OBJECTIVE: From the listing below, pick out each line with the word "bookmark".

AVAILABLE RECORDS:
** Begin **

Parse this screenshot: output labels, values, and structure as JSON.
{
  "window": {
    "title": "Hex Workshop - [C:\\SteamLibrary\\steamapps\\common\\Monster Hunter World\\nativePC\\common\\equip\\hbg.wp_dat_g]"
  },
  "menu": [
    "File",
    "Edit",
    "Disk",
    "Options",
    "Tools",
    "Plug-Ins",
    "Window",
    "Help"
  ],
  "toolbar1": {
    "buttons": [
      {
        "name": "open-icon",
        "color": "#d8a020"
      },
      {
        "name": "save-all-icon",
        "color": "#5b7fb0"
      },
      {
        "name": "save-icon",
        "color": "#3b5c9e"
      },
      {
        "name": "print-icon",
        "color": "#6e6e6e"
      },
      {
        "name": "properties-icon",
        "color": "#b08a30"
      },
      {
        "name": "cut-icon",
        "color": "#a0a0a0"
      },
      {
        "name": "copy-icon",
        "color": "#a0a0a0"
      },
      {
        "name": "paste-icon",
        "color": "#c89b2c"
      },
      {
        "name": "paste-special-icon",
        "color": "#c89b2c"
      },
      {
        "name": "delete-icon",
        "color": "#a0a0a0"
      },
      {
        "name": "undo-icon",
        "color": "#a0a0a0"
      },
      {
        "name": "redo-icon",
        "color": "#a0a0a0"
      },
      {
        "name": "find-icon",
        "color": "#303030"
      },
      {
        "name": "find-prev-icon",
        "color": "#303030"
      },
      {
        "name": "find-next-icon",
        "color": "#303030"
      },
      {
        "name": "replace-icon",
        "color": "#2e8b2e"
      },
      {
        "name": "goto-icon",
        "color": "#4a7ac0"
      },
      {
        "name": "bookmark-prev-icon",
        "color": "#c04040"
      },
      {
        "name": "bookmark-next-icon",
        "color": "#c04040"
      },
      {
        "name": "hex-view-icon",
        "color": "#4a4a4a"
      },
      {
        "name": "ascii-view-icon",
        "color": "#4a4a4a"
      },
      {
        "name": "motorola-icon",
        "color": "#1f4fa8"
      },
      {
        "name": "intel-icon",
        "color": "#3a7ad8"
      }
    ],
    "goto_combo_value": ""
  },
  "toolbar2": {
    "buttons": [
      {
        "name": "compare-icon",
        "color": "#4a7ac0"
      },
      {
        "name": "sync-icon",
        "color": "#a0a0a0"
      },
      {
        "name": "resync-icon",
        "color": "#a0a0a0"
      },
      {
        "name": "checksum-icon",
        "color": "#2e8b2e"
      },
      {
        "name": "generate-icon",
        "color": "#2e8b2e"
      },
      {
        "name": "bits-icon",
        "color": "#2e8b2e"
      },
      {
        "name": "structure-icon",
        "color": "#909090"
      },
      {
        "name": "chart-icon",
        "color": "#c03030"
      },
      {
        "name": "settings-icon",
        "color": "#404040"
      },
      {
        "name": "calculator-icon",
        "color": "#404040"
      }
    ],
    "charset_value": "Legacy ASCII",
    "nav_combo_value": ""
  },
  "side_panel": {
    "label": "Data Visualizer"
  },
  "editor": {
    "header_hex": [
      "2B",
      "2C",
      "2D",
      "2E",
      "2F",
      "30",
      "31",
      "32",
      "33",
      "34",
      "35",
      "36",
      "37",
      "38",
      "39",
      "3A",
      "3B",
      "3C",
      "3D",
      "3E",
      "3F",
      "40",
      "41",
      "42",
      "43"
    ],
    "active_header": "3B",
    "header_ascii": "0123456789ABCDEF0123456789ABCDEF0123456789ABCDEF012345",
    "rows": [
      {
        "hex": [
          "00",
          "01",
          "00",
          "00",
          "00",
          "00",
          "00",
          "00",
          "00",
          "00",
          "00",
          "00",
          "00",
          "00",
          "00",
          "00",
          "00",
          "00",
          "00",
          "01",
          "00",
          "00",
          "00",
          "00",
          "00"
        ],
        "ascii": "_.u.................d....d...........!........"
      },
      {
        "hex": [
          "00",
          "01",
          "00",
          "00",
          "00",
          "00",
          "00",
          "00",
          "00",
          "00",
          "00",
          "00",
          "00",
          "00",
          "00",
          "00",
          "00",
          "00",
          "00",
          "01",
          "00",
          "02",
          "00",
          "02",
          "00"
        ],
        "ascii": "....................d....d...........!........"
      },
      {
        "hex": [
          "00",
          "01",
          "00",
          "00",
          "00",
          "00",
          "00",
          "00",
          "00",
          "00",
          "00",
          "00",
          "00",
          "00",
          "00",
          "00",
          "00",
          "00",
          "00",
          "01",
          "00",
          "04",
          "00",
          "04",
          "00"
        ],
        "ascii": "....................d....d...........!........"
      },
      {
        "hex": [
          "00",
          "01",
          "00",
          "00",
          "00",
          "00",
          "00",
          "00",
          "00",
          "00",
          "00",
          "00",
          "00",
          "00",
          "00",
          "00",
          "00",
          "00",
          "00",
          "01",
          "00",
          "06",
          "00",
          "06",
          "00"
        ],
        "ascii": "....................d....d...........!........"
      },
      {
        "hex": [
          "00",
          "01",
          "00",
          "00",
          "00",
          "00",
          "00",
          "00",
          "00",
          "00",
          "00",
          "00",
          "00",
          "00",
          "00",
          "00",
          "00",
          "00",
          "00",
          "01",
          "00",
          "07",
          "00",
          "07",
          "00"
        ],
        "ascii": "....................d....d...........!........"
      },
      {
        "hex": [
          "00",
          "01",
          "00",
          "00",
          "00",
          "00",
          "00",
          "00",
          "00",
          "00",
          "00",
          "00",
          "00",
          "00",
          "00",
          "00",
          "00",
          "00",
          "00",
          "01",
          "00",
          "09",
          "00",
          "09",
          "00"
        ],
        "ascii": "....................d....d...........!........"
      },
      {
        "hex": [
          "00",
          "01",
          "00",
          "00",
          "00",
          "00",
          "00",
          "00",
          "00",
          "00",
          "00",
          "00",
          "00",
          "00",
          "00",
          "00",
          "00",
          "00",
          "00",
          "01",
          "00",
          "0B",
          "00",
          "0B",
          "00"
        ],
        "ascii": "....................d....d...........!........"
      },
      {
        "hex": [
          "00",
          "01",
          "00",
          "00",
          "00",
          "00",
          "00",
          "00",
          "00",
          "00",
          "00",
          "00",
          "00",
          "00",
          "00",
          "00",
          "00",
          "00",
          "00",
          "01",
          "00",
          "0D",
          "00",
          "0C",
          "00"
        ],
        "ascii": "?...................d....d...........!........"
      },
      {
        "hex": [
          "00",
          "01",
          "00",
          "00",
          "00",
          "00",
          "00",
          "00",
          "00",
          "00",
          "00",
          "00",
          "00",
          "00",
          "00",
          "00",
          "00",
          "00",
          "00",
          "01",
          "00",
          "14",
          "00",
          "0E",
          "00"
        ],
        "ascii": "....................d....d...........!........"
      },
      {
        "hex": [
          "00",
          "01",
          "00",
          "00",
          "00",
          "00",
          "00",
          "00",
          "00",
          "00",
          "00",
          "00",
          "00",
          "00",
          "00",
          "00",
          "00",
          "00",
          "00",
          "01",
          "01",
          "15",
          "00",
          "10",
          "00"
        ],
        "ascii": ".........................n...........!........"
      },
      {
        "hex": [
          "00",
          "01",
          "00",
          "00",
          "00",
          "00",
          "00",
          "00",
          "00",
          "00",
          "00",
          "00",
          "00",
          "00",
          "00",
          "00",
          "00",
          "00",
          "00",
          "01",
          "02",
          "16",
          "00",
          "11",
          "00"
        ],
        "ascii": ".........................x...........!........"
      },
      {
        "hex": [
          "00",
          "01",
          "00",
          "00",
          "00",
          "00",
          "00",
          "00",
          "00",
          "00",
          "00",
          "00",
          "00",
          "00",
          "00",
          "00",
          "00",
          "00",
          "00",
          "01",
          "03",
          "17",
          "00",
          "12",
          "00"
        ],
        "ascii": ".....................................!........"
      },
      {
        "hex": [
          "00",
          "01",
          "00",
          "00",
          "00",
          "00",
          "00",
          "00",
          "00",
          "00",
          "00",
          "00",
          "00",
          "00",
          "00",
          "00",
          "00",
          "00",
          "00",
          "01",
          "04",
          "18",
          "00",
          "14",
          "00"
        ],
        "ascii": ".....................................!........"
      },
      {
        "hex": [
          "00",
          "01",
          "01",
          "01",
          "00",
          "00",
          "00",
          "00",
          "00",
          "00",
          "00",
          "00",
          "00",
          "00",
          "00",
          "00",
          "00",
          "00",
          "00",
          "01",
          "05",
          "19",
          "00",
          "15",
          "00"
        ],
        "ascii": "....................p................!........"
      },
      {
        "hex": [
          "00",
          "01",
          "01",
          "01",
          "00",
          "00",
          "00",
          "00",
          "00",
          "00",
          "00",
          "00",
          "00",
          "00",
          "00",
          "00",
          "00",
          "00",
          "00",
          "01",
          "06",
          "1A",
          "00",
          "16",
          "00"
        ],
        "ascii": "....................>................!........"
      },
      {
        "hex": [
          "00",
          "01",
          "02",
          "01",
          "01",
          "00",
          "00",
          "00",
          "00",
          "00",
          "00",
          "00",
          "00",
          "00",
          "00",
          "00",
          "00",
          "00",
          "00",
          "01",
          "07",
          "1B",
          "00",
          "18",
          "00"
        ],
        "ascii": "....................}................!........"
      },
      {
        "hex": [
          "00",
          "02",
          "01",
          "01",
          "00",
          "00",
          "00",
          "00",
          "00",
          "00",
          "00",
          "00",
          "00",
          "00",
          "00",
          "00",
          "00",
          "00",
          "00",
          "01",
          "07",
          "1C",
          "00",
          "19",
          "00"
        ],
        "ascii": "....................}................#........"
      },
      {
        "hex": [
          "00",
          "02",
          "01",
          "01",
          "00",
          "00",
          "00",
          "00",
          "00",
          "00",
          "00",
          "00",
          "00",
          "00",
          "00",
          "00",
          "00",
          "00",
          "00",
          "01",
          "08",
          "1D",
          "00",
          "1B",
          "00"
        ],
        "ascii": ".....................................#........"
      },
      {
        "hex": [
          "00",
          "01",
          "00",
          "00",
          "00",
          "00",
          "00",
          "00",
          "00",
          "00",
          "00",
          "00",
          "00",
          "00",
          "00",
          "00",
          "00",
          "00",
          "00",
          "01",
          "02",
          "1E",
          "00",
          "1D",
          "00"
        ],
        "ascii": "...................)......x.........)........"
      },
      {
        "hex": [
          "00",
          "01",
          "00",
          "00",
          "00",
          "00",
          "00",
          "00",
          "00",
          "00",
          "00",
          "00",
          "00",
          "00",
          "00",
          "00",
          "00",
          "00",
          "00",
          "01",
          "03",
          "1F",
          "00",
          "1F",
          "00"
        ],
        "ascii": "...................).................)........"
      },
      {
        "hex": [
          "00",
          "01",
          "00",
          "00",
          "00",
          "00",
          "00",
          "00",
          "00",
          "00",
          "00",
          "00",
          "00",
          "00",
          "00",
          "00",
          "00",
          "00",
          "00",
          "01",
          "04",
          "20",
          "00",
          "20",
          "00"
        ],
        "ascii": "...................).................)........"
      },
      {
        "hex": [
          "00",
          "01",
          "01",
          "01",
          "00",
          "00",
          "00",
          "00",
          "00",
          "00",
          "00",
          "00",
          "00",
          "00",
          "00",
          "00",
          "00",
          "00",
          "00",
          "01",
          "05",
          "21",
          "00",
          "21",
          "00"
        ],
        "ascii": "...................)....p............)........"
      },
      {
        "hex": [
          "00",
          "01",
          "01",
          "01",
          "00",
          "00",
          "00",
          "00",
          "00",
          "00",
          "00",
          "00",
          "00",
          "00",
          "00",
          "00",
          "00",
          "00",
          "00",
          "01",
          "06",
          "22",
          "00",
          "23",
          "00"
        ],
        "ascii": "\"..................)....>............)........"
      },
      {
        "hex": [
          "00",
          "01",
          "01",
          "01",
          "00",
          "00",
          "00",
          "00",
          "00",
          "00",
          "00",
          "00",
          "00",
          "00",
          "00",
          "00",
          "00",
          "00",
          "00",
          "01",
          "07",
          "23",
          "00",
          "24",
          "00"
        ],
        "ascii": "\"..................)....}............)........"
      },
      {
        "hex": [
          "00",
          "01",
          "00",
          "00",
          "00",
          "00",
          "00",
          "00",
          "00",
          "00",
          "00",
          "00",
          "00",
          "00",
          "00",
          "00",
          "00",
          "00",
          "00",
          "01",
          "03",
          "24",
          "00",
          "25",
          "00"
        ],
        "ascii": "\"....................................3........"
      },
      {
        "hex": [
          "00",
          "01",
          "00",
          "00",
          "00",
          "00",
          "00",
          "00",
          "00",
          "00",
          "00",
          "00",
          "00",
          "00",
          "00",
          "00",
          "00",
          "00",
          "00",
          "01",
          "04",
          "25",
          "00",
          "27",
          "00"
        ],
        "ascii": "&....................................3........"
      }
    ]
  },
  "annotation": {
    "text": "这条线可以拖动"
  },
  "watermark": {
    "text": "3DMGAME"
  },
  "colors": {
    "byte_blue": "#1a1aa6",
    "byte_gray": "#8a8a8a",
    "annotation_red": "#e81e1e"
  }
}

** End **

PROBLEM SOLUTION:
        "name": "bookmark-prev-icon",
        "name": "bookmark-next-icon",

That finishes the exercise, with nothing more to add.